
    And I think the Venture Bros example is actually the most relevant rather than least. It just needs a better description.

    • Jonas Venture Sr., the grandfather to the Venture Bros, was a successful and renowned "super scientist." His exploits well known and his influence vast, he lived a life of success under every interpretation of the word barring his premature death. His son, Rusty, beset with the overwhelming shadow of his father spent his entire life falling short. Among the countless machines and enormous statue of his father, the Venture Compound he inherited serves as a constant reminder of what he could never accomplish.
  • August 25, 2011
    I think the Venture Bros is an example as well, but even the two descriptions offered don't do a good job of showing why it's a good example. It's more than just the present being overshadowed by the past, for one thing; Derrida is very specifically talking about the way unfulfilled ideological aspirations that have never been subjected to the test of historical implementation forever "haunt" the present, denying meaning to today and destabilizing any "retro" aesthetic.

---

### Task to carry out:
Write the next part of the comment thread about The Venture Bros and Derrida's notion of the past haunting the present, picking up after its last sentence.

### Record extracts:

---

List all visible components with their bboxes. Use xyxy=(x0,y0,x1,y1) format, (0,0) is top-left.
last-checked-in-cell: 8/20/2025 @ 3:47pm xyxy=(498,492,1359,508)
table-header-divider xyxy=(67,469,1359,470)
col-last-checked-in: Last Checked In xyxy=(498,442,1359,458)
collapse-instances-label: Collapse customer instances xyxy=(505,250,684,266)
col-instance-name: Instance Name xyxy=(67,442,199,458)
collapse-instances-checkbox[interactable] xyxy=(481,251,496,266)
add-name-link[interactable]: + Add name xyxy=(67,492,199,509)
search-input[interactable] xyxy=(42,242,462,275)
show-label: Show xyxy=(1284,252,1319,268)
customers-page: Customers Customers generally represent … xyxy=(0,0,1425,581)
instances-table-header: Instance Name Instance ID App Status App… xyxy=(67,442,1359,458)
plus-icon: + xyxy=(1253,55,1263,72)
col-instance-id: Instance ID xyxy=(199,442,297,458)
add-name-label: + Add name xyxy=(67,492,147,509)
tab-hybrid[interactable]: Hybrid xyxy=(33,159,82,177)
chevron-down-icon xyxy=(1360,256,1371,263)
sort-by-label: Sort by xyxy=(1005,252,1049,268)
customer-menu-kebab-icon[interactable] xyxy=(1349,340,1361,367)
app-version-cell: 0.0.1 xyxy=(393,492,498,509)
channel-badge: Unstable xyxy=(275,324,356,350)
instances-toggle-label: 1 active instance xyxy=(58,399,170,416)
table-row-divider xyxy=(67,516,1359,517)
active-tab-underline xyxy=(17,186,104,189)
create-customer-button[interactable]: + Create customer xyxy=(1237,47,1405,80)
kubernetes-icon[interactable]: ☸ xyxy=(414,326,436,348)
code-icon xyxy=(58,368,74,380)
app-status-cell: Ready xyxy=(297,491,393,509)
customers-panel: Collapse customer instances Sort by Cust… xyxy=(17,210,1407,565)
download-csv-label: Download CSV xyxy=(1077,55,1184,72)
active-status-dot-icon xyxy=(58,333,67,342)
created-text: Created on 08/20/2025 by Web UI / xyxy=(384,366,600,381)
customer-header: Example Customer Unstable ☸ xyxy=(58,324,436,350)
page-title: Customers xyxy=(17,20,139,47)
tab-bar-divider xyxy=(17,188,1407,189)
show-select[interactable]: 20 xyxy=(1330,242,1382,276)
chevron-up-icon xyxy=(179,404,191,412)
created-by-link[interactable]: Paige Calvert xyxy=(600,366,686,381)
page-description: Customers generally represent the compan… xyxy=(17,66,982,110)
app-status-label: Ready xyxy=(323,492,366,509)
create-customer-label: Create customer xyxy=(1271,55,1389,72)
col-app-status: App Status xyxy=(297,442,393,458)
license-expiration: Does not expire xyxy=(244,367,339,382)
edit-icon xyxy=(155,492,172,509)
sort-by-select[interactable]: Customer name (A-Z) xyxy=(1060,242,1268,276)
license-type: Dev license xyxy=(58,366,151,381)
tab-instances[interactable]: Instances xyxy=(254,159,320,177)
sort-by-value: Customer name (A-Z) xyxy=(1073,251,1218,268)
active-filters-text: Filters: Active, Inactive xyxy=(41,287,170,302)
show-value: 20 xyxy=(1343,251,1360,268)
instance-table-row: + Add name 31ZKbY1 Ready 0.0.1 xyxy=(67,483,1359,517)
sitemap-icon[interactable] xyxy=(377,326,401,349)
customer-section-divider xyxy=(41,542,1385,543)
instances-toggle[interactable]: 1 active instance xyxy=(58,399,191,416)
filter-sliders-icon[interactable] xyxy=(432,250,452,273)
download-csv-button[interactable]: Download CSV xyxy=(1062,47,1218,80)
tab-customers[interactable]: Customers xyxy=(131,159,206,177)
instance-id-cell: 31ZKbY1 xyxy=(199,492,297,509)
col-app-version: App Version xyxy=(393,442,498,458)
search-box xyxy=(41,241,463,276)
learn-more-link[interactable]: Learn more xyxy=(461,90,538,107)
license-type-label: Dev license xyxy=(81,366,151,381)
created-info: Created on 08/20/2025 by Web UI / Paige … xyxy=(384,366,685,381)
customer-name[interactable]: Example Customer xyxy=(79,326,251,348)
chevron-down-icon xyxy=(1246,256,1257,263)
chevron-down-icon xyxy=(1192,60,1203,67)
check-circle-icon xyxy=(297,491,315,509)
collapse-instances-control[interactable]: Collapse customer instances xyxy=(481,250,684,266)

---

### Answer to the exercise:
    The Road Not Taken always seems like the road to utopia because it's the road not taken. The other side of this is that The Road Taken is always beset with complications, realities, and practicalities, and so we grow nostalgic for lost utopias, or for historically foreclosed and impossible choices. Thus retro aesthetics are both an attack on the present from the perspective of a ghostly vision of unreality and, paradoxically, only possible from the vantage of the "actual" present. Thus they are unstable.

    I also have to disagree with Andrew J's statements about Communism not being subject to hauntological appearances. Hauntology its not about ideologies that were tried but failed: Derrida's major example is Marxism, after all. Rather, it's the idea that a world where those ideologies had not failed forever haunts our world, where they either never happened or failed the test of pragmatism. Marx haunts us today because Communism was tried and failed, and this failure makes it possible to imagine a "pure" Marxism that wasn't tried or that wouldn't have failed, even to desire it despite its apparent practical impossibility. Hauntology is why failed ideologies don't go away, and why excuses always seem possible to make. Paradoxically, the failure of an attempt at utopia can actually prompt a stronger desire for that utopia's realization; the fact that an ideological dream became, in practice, a nightmare can lead us to dream all the more insistently.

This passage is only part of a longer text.